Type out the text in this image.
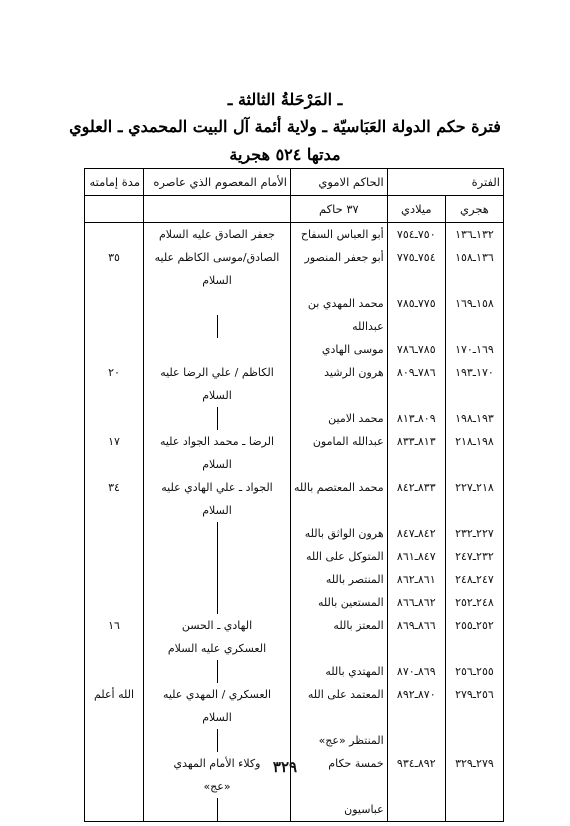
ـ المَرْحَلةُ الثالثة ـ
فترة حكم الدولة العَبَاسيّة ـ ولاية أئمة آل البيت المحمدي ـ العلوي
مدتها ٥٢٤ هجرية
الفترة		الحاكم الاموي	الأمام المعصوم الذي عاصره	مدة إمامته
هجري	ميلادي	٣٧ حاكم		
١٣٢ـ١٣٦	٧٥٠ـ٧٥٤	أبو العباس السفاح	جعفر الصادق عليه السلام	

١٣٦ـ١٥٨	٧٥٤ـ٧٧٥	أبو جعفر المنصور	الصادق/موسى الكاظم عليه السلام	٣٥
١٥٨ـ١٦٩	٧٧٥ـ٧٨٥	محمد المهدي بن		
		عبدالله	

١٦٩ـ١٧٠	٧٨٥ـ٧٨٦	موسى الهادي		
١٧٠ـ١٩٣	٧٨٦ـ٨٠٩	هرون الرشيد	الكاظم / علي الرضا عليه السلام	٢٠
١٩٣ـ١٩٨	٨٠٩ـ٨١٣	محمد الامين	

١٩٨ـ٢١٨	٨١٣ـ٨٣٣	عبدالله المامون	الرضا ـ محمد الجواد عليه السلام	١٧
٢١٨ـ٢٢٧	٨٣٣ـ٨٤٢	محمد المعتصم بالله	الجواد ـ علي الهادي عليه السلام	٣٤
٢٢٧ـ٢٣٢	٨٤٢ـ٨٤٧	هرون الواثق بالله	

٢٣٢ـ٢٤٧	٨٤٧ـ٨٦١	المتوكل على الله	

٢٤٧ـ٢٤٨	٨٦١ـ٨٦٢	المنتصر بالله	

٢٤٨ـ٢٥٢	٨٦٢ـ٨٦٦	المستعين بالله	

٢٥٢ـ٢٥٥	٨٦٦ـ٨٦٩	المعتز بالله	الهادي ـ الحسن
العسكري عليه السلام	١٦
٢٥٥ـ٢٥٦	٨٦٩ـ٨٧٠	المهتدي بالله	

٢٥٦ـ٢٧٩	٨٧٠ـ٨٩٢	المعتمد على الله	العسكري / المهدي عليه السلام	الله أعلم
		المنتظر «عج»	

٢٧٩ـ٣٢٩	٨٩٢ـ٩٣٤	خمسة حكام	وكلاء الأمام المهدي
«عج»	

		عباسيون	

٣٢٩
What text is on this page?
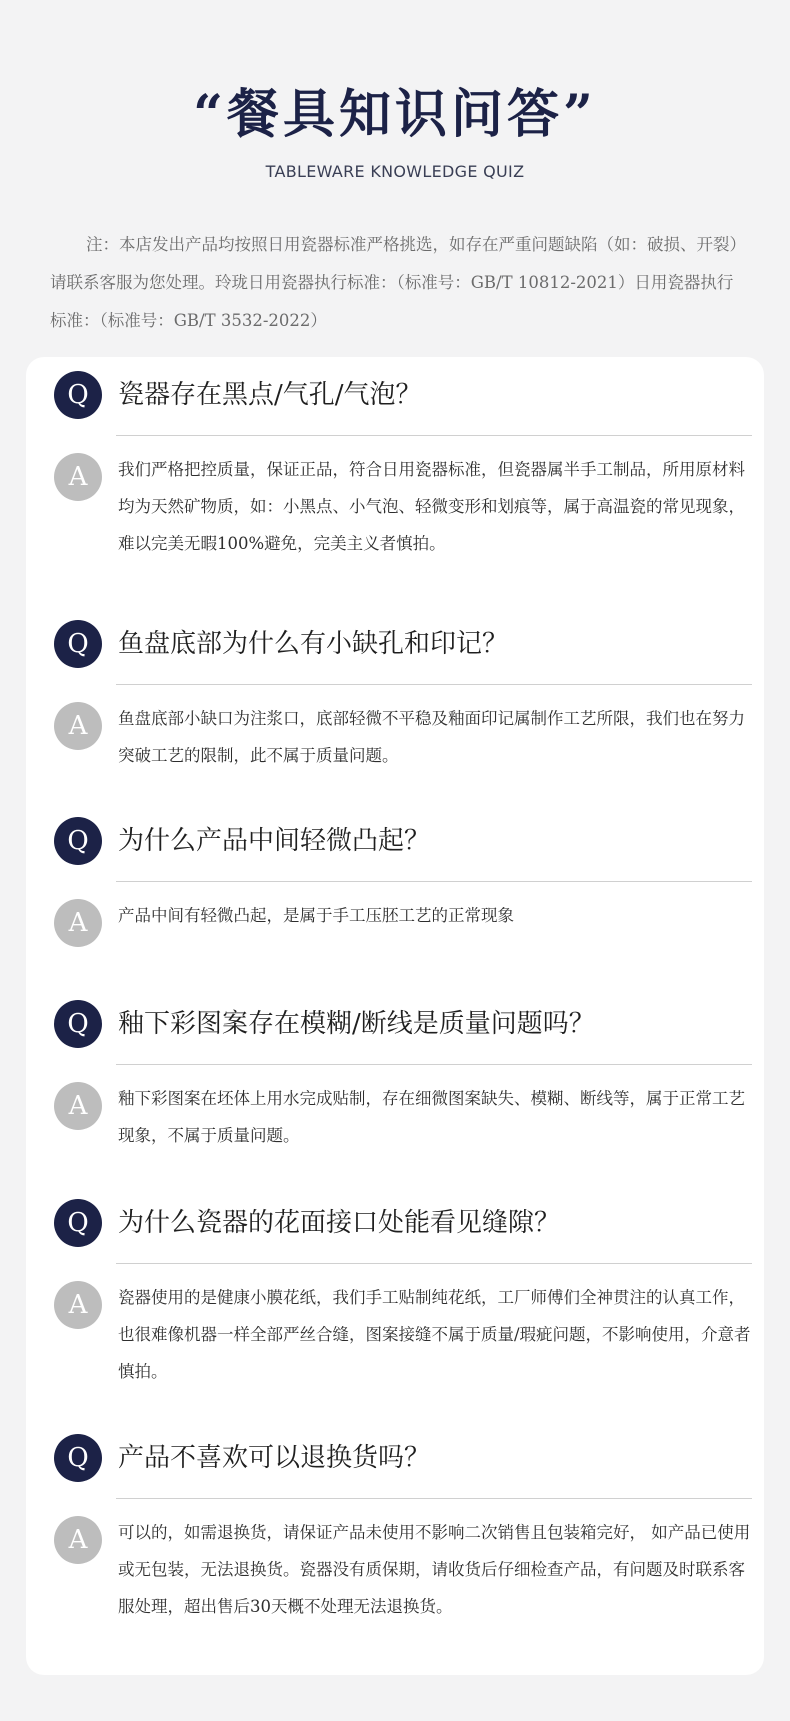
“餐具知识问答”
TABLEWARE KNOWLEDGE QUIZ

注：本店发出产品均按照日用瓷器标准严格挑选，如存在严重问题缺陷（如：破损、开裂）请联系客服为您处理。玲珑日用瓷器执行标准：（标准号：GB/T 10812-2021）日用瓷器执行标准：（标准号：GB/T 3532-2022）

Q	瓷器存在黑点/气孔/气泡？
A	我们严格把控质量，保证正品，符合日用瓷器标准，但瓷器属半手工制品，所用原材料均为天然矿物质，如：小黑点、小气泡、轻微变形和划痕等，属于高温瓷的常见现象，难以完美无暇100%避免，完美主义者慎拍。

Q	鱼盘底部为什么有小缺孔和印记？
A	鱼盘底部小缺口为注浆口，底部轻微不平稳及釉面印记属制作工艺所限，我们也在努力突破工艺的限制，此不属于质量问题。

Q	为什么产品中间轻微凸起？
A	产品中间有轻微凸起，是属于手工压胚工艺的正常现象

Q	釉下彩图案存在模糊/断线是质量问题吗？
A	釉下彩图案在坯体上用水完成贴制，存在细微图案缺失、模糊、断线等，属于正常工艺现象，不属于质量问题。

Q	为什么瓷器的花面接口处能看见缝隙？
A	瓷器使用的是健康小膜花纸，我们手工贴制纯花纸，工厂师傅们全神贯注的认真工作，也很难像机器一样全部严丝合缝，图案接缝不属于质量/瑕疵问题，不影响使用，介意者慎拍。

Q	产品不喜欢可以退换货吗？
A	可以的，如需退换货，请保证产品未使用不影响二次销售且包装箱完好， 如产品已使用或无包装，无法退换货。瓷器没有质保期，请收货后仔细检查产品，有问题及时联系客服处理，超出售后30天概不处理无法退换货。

========

> TO BE DONE
Word for word, quote the full listing, omitting every picture.

> THE RESPONSE
Type out the text in this image.
ـ المَرْحَلةُ الثالثة ـ
فترة حكم الدولة العَبَاسيّة ـ ولاية أئمة آل البيت المحمدي ـ العلوي
مدتها ٥٢٤ هجرية
الفترة		الحاكم الاموي	الأمام المعصوم الذي عاصره	مدة إمامته
هجري	ميلادي	٣٧ حاكم		
١٣٢ـ١٣٦	٧٥٠ـ٧٥٤	أبو العباس السفاح	جعفر الصادق عليه السلام	

١٣٦ـ١٥٨	٧٥٤ـ٧٧٥	أبو جعفر المنصور	الصادق/موسى الكاظم عليه السلام	٣٥
١٥٨ـ١٦٩	٧٧٥ـ٧٨٥	محمد المهدي بن		
		عبدالله	

١٦٩ـ١٧٠	٧٨٥ـ٧٨٦	موسى الهادي		
١٧٠ـ١٩٣	٧٨٦ـ٨٠٩	هرون الرشيد	الكاظم / علي الرضا عليه السلام	٢٠
١٩٣ـ١٩٨	٨٠٩ـ٨١٣	محمد الامين	

١٩٨ـ٢١٨	٨١٣ـ٨٣٣	عبدالله المامون	الرضا ـ محمد الجواد عليه السلام	١٧
٢١٨ـ٢٢٧	٨٣٣ـ٨٤٢	محمد المعتصم بالله	الجواد ـ علي الهادي عليه السلام	٣٤
٢٢٧ـ٢٣٢	٨٤٢ـ٨٤٧	هرون الواثق بالله	

٢٣٢ـ٢٤٧	٨٤٧ـ٨٦١	المتوكل على الله	

٢٤٧ـ٢٤٨	٨٦١ـ٨٦٢	المنتصر بالله	

٢٤٨ـ٢٥٢	٨٦٢ـ٨٦٦	المستعين بالله	

٢٥٢ـ٢٥٥	٨٦٦ـ٨٦٩	المعتز بالله	الهادي ـ الحسن
العسكري عليه السلام	١٦
٢٥٥ـ٢٥٦	٨٦٩ـ٨٧٠	المهتدي بالله	

٢٥٦ـ٢٧٩	٨٧٠ـ٨٩٢	المعتمد على الله	العسكري / المهدي عليه السلام	الله أعلم
		المنتظر «عج»	

٢٧٩ـ٣٢٩	٨٩٢ـ٩٣٤	خمسة حكام	وكلاء الأمام المهدي
«عج»	

		عباسيون	

٣٢٩
What text is on this page?
“餐具知识问答”
TABLEWARE KNOWLEDGE QUIZ

注：本店发出产品均按照日用瓷器标准严格挑选，如存在严重问题缺陷（如：破损、开裂）请联系客服为您处理。玲珑日用瓷器执行标准：（标准号：GB/T 10812-2021）日用瓷器执行标准：（标准号：GB/T 3532-2022）

Q	瓷器存在黑点/气孔/气泡？
A	我们严格把控质量，保证正品，符合日用瓷器标准，但瓷器属半手工制品，所用原材料均为天然矿物质，如：小黑点、小气泡、轻微变形和划痕等，属于高温瓷的常见现象，难以完美无暇100%避免，完美主义者慎拍。

Q	鱼盘底部为什么有小缺孔和印记？
A	鱼盘底部小缺口为注浆口，底部轻微不平稳及釉面印记属制作工艺所限，我们也在努力突破工艺的限制，此不属于质量问题。

Q	为什么产品中间轻微凸起？
A	产品中间有轻微凸起，是属于手工压胚工艺的正常现象

Q	釉下彩图案存在模糊/断线是质量问题吗？
A	釉下彩图案在坯体上用水完成贴制，存在细微图案缺失、模糊、断线等，属于正常工艺现象，不属于质量问题。

Q	为什么瓷器的花面接口处能看见缝隙？
A	瓷器使用的是健康小膜花纸，我们手工贴制纯花纸，工厂师傅们全神贯注的认真工作，也很难像机器一样全部严丝合缝，图案接缝不属于质量/瑕疵问题，不影响使用，介意者慎拍。

Q	产品不喜欢可以退换货吗？
A	可以的，如需退换货，请保证产品未使用不影响二次销售且包装箱完好， 如产品已使用或无包装，无法退换货。瓷器没有质保期，请收货后仔细检查产品，有问题及时联系客服处理，超出售后30天概不处理无法退换货。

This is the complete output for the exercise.